REQUIRED TASK
Copy the lines below as they are; omit the images they contain.

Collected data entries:
◇ ◇ ◇ ◇ ◇

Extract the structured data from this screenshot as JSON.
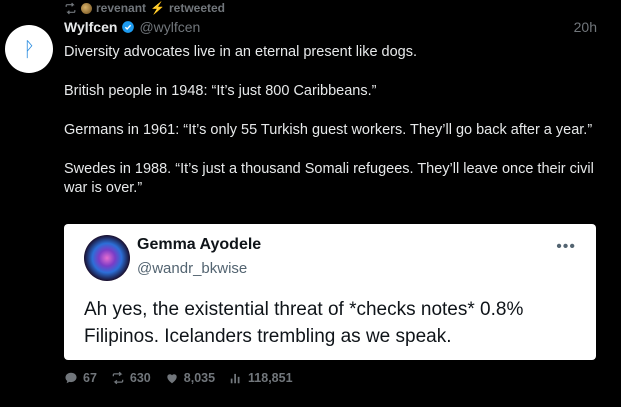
{
  "retweet": {
    "user": "revenant",
    "emoji": "⚡",
    "label": "retweeted"
  },
  "tweet": {
    "display_name": "Wylfcen",
    "handle": "@wylfcen",
    "time": "20h",
    "avatar_glyph": "ᚹ",
    "paragraphs": [
      "Diversity advocates live in an eternal present like dogs.",
      "British people in 1948: “It’s just 800 Caribbeans.”",
      "Germans in 1961: “It’s only 55 Turkish guest workers. They’ll go back after a year.”",
      "Swedes in 1988. “It’s just a thousand Somali refugees. They’ll leave once their civil war is over.”"
    ]
  },
  "quote": {
    "display_name": "Gemma Ayodele",
    "handle": "@wandr_bkwise",
    "more": "•••",
    "text": "Ah yes, the existential threat of *checks notes* 0.8% Filipinos. Icelanders trembling as we speak."
  },
  "actions": {
    "replies": "67",
    "retweets": "630",
    "likes": "8,035",
    "views": "118,851"
  },
  "colors": {
    "background": "#000000",
    "text": "#e7e9ea",
    "muted": "#71767b",
    "verified": "#1d9bf0"
  },
  "icons": [
    "retweet-icon",
    "verified-badge-icon",
    "reply-icon",
    "like-icon",
    "views-icon",
    "more-icon"
  ]
}
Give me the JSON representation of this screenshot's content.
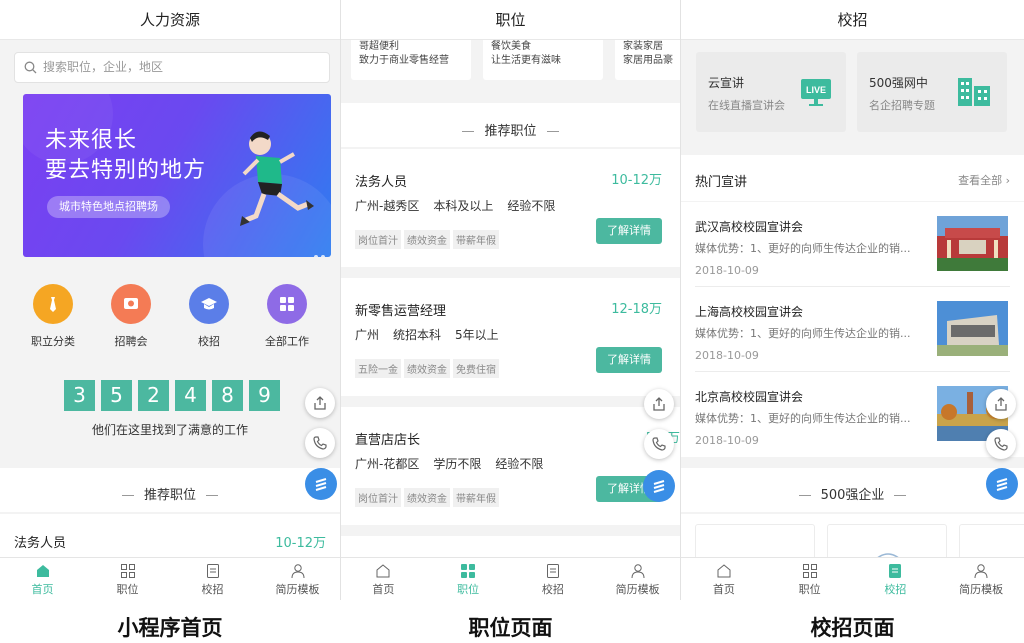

◇ ◇ ◇ ◇ ◇

SOLUTION TO THE PROBLEM
Extract the structured data from this screenshot as JSON.
{
  "retweet": {
    "user": "revenant",
    "emoji": "⚡",
    "label": "retweeted"
  },
  "tweet": {
    "display_name": "Wylfcen",
    "handle": "@wylfcen",
    "time": "20h",
    "avatar_glyph": "ᚹ",
    "paragraphs": [
      "Diversity advocates live in an eternal present like dogs.",
      "British people in 1948: “It’s just 800 Caribbeans.”",
      "Germans in 1961: “It’s only 55 Turkish guest workers. They’ll go back after a year.”",
      "Swedes in 1988. “It’s just a thousand Somali refugees. They’ll leave once their civil war is over.”"
    ]
  },
  "quote": {
    "display_name": "Gemma Ayodele",
    "handle": "@wandr_bkwise",
    "more": "•••",
    "text": "Ah yes, the existential threat of *checks notes* 0.8% Filipinos. Icelanders trembling as we speak."
  },
  "actions": {
    "replies": "67",
    "retweets": "630",
    "likes": "8,035",
    "views": "118,851"
  },
  "colors": {
    "background": "#000000",
    "text": "#e7e9ea",
    "muted": "#71767b",
    "verified": "#1d9bf0"
  },
  "icons": [
    "retweet-icon",
    "verified-badge-icon",
    "reply-icon",
    "like-icon",
    "views-icon",
    "more-icon"
  ]
}
Give me the JSON representation of this screenshot's content.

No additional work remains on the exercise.